- _What you have to do_
Give the number of lines holding the string "International" and nothing more.

- _Records to use_
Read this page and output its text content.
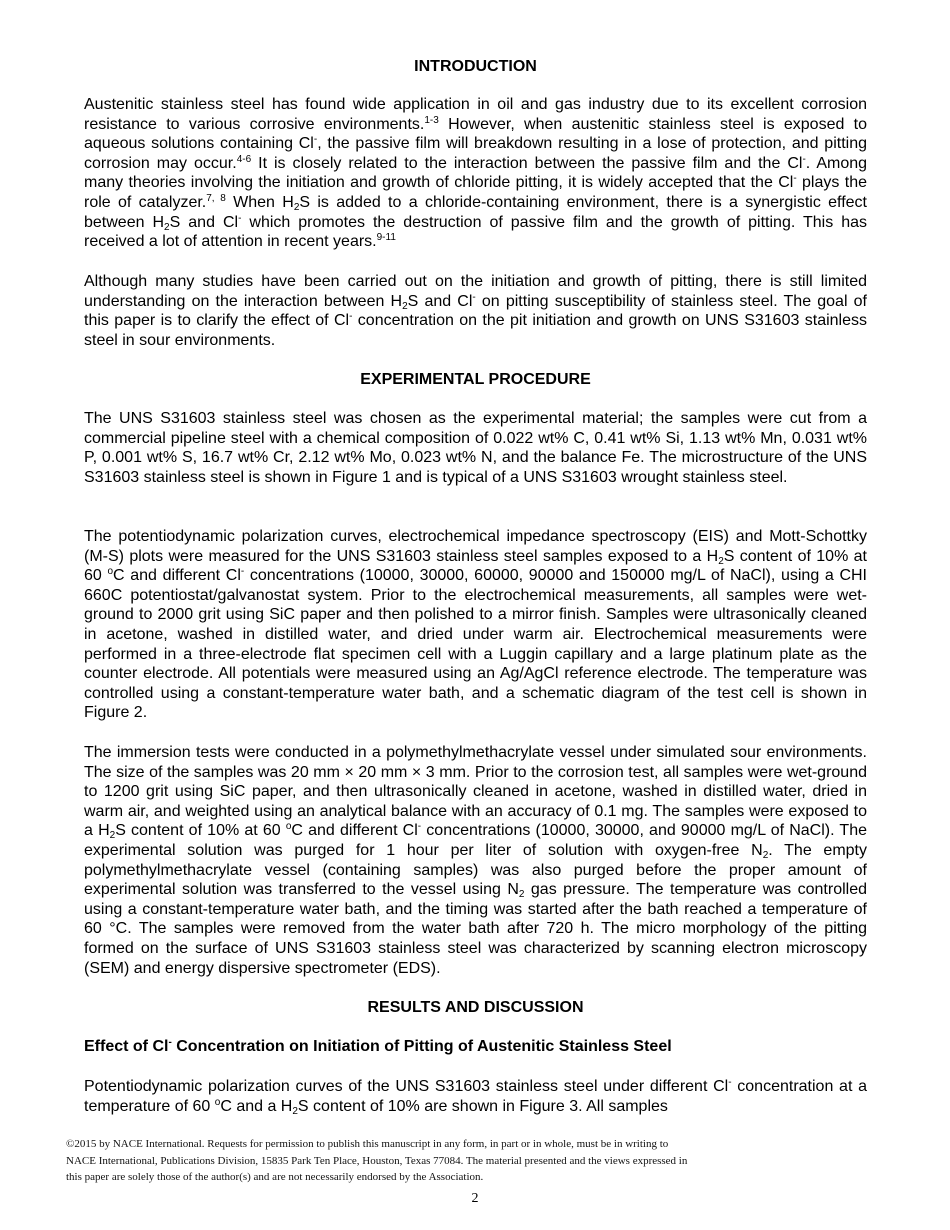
INTRODUCTION

Austenitic stainless steel has found wide application in oil and gas industry due to its excellent corrosion resistance to various corrosive environments.$^{1-3}$ However, when austenitic stainless steel is exposed to aqueous solutions containing Cl-, the passive film will breakdown resulting in a lose of protection, and pitting corrosion may occur.$^{4-6}$ It is closely related to the interaction between the passive film and the Cl-. Among many theories involving the initiation and growth of chloride pitting, it is widely accepted that the Cl- plays the role of catalyzer.$^{7, 8}$ When $H_2S$ is added to a chloride-containing environment, there is a synergistic effect between $H_2S$ and Cl- which promotes the destruction of passive film and the growth of pitting. This has received a lot of attention in recent years.$^{9-11}$

Although many studies have been carried out on the initiation and growth of pitting, there is still limited understanding on the interaction between $H_2S$ and Cl- on pitting susceptibility of stainless steel. The goal of this paper is to clarify the effect of Cl- concentration on the pit initiation and growth on UNS S31603 stainless steel in sour environments.

EXPERIMENTAL PROCEDURE

The UNS S31603 stainless steel was chosen as the experimental material; the samples were cut from a commercial pipeline steel with a chemical composition of 0.022 wt% C, 0.41 wt% Si, 1.13 wt% Mn, 0.031 wt% P, 0.001 wt% S, 16.7 wt% Cr, 2.12 wt% Mo, 0.023 wt% N, and the balance Fe. The microstructure of the UNS S31603 stainless steel is shown in Figure 1 and is typical of a UNS S31603 wrought stainless steel.

The potentiodynamic polarization curves, electrochemical impedance spectroscopy (EIS) and Mott-Schottky (M-S) plots were measured for the UNS S31603 stainless steel samples exposed to a $H_2S$ content of 10% at 60 $^o$C and different Cl- concentrations (10000, 30000, 60000, 90000 and 150000 mg/L of NaCl), using a CHI 660C potentiostat/galvanostat system. Prior to the electrochemical measurements, all samples were wet-ground to 2000 grit using SiC paper and then polished to a mirror finish. Samples were ultrasonically cleaned in acetone, washed in distilled water, and dried under warm air. Electrochemical measurements were performed in a three-electrode flat specimen cell with a Luggin capillary and a large platinum plate as the counter electrode. All potentials were measured using an Ag/AgCl reference electrode. The temperature was controlled using a constant-temperature water bath, and a schematic diagram of the test cell is shown in Figure 2.

The immersion tests were conducted in a polymethylmethacrylate vessel under simulated sour environments. The size of the samples was 20 mm × 20 mm × 3 mm. Prior to the corrosion test, all samples were wet-ground to 1200 grit using SiC paper, and then ultrasonically cleaned in acetone, washed in distilled water, dried in warm air, and weighted using an analytical balance with an accuracy of 0.1 mg. The samples were exposed to a $H_2S$ content of 10% at 60 $^o$C and different Cl- concentrations (10000, 30000, and 90000 mg/L of NaCl). The experimental solution was purged for 1 hour per liter of solution with oxygen-free $N_2$. The empty polymethylmethacrylate vessel (containing samples) was also purged before the proper amount of experimental solution was transferred to the vessel using $N_2$ gas pressure. The temperature was controlled using a constant-temperature water bath, and the timing was started after the bath reached a temperature of 60 °C. The samples were removed from the water bath after 720 h. The micro morphology of the pitting formed on the surface of UNS S31603 stainless steel was characterized by scanning electron microscopy (SEM) and energy dispersive spectrometer (EDS).

RESULTS AND DISCUSSION
Effect of Cl- Concentration on Initiation of Pitting of Austenitic Stainless Steel

Potentiodynamic polarization curves of the UNS S31603 stainless steel under different Cl- concentration at a temperature of 60 $^o$C and a $H_2S$ content of 10% are shown in Figure 3. All samples

©2015 by NACE International. Requests for permission to publish this manuscript in any form, in part or in whole, must be in writing to
NACE International, Publications Division, 15835 Park Ten Place, Houston, Texas 77084. The material presented and the views expressed in
this paper are solely those of the author(s) and are not necessarily endorsed by the Association.
2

- _The result_
2